**** Dataset content ****

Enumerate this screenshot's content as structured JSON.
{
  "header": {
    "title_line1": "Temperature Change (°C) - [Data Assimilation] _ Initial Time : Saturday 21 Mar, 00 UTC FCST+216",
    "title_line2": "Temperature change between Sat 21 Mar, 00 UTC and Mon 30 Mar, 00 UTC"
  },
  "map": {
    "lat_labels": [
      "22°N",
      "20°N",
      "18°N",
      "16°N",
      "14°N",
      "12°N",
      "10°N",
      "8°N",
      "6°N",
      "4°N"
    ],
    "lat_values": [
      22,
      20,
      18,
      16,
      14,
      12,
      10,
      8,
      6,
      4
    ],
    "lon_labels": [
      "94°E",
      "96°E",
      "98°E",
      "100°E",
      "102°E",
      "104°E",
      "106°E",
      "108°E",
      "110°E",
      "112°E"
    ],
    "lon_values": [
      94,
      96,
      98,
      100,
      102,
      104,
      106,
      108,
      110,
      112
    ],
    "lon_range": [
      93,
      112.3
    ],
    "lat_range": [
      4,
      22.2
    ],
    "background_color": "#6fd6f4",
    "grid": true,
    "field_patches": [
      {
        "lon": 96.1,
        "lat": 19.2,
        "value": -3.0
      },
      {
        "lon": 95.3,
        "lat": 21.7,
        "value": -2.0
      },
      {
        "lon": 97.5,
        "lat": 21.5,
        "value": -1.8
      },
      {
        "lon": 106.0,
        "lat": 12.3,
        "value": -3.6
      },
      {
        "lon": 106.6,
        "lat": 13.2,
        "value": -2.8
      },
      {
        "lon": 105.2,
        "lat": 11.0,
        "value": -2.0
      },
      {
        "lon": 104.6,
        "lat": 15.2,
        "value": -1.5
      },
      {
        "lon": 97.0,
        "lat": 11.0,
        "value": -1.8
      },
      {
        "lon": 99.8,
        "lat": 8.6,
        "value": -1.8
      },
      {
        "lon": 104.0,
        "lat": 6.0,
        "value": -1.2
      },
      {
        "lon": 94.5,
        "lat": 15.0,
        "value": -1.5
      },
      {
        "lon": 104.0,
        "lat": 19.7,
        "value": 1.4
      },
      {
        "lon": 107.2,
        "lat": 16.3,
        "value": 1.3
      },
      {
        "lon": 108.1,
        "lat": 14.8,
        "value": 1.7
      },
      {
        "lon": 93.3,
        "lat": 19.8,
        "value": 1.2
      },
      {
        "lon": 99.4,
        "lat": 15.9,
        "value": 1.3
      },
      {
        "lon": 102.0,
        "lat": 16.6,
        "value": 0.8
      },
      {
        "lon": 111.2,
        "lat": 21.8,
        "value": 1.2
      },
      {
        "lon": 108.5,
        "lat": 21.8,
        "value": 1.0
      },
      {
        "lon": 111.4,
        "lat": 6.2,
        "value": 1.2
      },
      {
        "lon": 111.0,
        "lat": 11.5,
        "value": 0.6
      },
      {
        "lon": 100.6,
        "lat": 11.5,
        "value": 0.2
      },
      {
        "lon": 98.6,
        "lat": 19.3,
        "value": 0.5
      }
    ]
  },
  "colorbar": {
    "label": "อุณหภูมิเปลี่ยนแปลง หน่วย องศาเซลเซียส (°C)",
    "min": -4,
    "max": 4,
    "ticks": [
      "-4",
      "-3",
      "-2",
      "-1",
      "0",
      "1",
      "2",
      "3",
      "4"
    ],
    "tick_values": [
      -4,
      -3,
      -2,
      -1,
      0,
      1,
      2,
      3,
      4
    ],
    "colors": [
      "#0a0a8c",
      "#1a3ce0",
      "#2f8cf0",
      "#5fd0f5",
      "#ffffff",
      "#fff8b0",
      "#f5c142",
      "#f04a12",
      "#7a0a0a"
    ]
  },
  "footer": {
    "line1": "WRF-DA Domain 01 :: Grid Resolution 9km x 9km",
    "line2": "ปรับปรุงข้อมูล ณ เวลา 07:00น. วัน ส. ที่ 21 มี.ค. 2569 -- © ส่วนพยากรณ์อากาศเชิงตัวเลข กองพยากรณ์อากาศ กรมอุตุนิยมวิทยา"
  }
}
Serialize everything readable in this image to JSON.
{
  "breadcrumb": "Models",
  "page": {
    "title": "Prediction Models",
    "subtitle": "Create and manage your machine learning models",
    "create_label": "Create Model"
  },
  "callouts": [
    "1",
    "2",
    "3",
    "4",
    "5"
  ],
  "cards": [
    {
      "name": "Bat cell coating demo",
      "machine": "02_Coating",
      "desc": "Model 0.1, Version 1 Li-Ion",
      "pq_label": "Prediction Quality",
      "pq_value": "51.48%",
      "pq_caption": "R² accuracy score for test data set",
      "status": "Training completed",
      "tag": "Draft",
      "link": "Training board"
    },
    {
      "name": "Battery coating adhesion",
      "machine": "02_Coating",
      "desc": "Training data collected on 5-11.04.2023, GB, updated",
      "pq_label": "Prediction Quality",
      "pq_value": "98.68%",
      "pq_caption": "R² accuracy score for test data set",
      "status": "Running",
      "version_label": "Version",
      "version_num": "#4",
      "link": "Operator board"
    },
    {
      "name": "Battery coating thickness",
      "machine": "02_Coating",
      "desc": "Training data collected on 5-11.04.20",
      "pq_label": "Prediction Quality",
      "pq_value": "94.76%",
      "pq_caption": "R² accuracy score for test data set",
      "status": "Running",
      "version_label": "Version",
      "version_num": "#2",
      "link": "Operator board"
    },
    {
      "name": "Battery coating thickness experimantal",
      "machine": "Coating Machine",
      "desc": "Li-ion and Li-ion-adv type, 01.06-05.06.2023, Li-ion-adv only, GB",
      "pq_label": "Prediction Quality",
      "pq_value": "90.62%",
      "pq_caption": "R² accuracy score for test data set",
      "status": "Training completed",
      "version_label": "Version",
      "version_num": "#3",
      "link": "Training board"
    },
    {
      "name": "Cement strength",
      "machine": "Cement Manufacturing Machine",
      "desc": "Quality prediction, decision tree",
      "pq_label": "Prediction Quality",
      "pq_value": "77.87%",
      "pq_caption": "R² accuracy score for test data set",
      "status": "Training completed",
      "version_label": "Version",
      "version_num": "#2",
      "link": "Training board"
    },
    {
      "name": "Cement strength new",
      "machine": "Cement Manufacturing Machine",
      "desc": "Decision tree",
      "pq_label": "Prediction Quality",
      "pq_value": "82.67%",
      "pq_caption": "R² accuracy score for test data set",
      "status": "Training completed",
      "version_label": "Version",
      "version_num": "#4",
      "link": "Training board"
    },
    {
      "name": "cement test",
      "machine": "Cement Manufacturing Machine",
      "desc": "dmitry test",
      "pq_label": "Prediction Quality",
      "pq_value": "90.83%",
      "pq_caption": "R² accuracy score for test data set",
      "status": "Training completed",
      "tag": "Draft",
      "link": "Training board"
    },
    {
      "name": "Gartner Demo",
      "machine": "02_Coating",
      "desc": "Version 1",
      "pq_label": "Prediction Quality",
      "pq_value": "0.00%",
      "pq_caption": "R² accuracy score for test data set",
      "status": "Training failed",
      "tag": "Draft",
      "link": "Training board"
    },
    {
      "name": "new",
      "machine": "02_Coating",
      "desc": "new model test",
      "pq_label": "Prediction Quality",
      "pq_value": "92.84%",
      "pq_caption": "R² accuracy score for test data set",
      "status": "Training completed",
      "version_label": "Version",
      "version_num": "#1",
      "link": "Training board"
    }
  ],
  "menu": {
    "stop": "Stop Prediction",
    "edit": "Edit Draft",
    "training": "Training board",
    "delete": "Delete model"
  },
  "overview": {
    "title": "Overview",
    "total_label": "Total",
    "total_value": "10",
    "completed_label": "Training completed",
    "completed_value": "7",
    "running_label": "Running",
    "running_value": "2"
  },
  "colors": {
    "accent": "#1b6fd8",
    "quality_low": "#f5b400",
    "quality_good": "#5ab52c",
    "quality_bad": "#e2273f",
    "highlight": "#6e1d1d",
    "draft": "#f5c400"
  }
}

****

Task directions
From the listing above, pick out every line containing "tree".

Worked solution
      "desc": "Quality prediction, decision tree",
      "desc": "Decision tree",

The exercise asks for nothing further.